===== Records shown
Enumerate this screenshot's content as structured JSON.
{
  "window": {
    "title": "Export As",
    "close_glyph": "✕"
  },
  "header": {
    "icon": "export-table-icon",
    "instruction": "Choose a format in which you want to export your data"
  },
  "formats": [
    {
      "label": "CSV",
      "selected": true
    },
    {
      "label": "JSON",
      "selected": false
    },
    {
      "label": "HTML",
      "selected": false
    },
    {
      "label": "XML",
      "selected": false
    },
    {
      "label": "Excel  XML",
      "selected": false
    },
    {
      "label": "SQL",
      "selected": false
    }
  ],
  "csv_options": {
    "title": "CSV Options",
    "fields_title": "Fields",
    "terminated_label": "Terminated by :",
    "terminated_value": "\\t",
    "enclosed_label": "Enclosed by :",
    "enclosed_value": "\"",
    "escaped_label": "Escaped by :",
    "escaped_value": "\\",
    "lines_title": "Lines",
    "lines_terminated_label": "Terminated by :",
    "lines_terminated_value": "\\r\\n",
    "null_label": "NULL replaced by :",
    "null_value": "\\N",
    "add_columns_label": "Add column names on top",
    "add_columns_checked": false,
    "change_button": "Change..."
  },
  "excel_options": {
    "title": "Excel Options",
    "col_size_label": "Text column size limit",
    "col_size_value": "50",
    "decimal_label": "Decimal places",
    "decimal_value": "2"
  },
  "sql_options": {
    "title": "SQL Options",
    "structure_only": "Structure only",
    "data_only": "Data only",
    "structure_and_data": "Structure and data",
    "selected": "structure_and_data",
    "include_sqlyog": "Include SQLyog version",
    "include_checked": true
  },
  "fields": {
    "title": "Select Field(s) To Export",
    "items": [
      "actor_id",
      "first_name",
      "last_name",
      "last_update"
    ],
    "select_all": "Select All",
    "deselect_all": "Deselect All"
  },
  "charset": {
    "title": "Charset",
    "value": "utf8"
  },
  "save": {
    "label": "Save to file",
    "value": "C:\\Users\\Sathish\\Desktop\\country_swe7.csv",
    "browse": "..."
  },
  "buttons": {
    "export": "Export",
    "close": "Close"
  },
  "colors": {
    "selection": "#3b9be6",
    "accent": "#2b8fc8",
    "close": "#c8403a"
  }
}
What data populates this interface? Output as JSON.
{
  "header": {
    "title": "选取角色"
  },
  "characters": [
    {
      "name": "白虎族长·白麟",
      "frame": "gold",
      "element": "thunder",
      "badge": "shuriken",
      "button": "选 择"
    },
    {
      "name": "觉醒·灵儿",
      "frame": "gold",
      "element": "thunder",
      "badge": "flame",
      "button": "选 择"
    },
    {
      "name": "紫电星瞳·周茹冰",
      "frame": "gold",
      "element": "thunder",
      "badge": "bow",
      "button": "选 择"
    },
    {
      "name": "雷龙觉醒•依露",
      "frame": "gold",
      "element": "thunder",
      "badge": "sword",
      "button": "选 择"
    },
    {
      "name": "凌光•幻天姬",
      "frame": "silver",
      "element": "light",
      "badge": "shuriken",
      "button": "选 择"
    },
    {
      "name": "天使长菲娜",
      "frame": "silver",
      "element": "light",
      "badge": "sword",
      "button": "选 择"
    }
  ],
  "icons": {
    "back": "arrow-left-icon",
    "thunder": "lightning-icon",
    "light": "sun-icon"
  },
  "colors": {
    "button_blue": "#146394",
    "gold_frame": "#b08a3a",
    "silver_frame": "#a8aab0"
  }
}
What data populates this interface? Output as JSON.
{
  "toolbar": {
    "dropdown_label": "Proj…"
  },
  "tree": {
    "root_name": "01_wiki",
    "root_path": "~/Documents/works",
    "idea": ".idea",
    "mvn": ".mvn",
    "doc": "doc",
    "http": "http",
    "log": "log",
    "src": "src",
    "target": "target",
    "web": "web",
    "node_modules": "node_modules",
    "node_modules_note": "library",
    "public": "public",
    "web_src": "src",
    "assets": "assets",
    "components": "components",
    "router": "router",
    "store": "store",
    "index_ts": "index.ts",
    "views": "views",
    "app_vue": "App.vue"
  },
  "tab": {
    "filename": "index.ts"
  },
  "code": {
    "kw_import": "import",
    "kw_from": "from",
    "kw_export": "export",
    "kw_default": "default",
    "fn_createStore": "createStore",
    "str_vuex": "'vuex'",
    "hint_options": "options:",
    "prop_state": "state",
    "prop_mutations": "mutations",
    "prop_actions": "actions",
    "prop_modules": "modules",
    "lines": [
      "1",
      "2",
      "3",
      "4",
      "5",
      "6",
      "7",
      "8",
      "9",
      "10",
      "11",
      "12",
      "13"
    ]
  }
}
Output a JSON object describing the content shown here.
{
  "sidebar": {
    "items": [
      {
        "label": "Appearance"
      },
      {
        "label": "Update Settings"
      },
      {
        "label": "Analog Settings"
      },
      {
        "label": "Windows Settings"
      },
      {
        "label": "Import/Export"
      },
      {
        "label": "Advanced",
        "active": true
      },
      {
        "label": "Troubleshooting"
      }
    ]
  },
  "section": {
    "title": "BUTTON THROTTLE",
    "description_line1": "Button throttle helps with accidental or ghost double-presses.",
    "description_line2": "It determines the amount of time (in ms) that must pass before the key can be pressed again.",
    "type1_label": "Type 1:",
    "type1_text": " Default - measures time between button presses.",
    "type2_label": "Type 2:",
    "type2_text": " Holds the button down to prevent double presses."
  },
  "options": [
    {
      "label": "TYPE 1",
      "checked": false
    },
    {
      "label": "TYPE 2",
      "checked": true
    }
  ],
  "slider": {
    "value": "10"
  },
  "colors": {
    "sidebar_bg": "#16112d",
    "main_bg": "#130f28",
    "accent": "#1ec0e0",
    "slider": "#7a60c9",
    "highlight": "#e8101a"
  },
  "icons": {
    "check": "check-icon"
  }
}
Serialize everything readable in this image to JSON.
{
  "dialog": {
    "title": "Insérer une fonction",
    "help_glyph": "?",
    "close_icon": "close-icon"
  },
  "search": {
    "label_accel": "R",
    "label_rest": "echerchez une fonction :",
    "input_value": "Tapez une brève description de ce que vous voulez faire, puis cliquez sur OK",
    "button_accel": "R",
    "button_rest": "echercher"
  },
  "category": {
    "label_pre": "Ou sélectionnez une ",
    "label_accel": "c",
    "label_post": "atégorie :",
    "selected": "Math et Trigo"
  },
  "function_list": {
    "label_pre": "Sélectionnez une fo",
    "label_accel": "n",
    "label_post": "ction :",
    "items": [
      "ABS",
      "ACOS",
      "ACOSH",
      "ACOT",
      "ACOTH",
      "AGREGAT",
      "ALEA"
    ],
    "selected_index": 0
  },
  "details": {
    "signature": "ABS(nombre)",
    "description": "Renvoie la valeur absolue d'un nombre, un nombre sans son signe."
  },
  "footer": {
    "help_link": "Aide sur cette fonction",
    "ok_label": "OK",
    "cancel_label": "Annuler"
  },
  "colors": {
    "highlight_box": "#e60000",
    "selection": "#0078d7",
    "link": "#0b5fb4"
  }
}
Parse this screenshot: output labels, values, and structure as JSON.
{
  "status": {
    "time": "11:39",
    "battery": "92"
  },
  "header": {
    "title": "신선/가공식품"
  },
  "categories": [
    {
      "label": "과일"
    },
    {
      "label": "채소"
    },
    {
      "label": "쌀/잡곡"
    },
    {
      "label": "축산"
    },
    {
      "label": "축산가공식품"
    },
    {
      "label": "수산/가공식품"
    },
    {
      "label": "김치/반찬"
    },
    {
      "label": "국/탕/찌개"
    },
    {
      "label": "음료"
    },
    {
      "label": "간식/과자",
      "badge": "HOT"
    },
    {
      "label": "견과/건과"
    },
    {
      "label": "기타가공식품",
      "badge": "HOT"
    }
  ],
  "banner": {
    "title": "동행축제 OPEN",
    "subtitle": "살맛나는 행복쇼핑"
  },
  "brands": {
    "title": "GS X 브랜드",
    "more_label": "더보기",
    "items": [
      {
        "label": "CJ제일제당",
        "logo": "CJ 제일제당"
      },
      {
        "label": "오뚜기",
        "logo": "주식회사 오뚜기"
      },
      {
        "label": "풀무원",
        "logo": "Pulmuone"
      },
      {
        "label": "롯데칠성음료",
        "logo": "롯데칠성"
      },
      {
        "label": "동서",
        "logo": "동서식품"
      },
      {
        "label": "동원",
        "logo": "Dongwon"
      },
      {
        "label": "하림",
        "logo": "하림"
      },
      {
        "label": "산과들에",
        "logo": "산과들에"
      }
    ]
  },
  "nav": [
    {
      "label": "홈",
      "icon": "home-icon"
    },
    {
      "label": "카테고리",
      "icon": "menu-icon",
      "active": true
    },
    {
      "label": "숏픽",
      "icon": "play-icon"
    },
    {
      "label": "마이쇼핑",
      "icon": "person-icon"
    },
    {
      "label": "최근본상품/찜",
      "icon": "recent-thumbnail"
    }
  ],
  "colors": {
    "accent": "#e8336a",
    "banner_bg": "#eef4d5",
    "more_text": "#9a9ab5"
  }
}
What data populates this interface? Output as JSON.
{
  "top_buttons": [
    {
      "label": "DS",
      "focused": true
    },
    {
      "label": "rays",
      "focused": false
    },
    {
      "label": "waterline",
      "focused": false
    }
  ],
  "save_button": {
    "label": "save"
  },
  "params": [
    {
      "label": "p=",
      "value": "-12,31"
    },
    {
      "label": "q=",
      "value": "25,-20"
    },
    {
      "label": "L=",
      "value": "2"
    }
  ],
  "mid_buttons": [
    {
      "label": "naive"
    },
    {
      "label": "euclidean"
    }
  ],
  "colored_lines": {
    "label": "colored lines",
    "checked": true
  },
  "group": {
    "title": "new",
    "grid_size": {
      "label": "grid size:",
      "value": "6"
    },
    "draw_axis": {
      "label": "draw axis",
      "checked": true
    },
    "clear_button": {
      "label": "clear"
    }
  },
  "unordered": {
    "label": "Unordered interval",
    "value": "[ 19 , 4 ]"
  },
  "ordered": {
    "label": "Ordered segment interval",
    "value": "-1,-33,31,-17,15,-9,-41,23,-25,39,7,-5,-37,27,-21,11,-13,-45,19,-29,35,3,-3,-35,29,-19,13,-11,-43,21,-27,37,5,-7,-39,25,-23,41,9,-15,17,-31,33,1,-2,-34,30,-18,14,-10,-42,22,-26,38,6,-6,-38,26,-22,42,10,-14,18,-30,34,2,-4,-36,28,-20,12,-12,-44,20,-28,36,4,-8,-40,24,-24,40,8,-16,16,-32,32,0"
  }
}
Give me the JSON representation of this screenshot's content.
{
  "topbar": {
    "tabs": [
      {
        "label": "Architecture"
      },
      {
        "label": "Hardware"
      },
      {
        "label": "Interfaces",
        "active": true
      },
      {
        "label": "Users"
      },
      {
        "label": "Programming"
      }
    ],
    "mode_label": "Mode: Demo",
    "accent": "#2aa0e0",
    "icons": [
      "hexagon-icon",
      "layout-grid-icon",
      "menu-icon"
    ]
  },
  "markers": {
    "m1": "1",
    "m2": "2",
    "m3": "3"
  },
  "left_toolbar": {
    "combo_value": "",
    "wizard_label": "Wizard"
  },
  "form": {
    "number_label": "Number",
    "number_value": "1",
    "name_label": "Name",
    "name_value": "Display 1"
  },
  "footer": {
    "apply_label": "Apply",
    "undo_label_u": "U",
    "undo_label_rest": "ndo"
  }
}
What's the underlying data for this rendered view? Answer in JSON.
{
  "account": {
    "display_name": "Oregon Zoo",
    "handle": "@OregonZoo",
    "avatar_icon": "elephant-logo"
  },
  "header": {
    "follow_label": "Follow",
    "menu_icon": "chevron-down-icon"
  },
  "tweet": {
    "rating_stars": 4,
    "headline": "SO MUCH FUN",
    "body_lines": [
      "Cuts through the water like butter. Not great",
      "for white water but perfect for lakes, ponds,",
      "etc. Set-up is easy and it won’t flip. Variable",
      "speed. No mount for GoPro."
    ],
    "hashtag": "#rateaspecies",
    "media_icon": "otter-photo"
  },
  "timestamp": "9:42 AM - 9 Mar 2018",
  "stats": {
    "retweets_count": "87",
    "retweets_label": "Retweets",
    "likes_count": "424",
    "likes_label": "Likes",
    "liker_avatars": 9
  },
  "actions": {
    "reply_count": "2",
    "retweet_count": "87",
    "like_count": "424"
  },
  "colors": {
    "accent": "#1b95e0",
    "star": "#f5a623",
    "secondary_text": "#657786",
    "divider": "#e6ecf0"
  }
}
==========
From the data above, work out how many lines hold "accent". Answer with the number alone.

5